> _What is required_:
Filter the entries below, keeping every line that has the word "document".

> _Information provided_:
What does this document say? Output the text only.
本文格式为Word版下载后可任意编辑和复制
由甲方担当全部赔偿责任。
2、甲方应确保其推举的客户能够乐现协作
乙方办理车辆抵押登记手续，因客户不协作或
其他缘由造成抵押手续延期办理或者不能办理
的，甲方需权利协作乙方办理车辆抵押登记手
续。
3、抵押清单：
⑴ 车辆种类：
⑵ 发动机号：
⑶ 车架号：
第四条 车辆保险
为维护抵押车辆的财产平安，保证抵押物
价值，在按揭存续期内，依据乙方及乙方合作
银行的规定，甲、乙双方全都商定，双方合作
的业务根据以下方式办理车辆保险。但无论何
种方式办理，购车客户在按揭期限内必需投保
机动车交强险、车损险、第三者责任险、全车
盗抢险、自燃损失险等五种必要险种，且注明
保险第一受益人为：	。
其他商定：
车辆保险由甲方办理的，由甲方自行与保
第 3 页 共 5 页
---
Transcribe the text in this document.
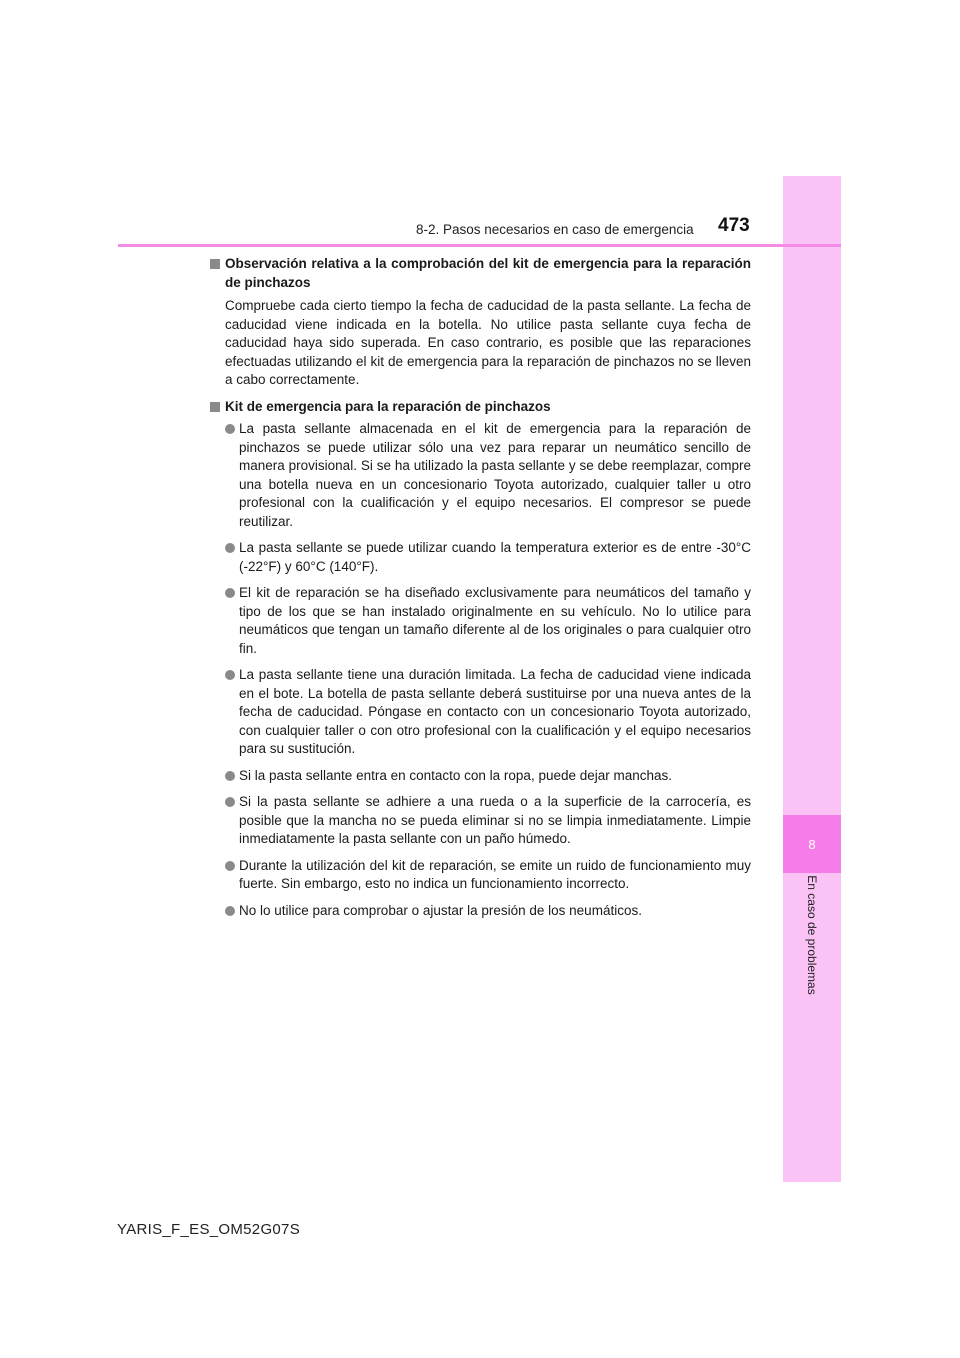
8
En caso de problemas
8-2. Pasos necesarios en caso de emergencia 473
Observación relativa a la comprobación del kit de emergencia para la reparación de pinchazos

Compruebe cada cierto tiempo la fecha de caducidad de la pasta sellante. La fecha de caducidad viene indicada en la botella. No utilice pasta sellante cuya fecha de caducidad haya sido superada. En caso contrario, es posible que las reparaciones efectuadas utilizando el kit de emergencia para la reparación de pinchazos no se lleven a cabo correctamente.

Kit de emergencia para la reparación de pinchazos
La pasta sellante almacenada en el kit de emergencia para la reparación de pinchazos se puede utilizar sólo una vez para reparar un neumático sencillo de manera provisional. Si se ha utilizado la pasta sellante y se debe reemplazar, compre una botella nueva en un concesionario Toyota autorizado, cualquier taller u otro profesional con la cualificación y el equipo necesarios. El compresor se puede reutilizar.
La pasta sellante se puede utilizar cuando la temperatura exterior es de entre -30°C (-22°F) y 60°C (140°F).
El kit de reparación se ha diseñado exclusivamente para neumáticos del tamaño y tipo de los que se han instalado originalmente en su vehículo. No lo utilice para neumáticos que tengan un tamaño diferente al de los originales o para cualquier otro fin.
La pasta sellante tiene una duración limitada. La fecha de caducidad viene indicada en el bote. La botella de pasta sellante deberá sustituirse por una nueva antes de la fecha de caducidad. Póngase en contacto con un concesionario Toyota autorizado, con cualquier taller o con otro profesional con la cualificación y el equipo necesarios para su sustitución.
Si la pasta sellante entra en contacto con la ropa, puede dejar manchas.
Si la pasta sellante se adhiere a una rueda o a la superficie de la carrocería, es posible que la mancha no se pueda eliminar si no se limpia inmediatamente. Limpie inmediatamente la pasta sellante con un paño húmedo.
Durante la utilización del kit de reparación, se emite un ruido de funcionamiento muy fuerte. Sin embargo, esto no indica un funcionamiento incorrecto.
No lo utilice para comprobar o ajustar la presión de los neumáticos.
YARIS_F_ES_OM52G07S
...
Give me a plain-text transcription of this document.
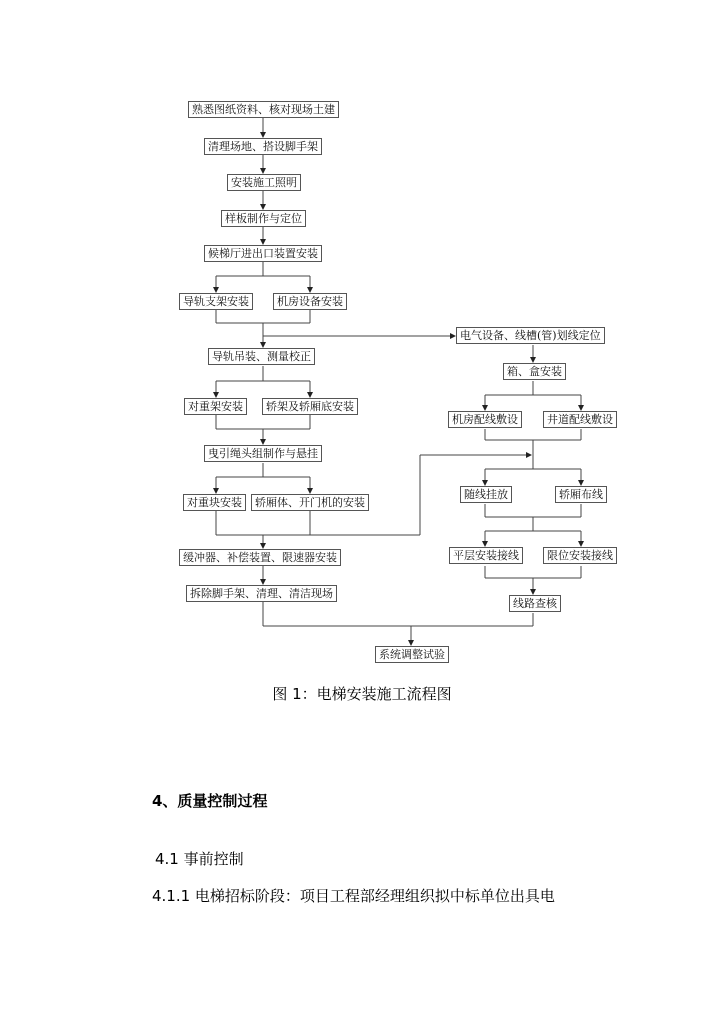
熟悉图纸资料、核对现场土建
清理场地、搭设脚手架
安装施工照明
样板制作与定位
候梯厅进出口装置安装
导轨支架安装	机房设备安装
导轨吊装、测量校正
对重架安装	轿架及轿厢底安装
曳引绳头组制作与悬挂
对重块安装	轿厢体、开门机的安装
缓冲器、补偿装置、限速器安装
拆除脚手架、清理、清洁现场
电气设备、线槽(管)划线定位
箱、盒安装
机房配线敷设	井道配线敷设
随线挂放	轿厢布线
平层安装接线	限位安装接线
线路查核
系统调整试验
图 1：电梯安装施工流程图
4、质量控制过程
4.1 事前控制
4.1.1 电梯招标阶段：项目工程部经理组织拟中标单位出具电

> _Solved problem_:
What does this document say? Output the text only.
Transcribe the text in this document.
Give me a plain-text transcription of this document.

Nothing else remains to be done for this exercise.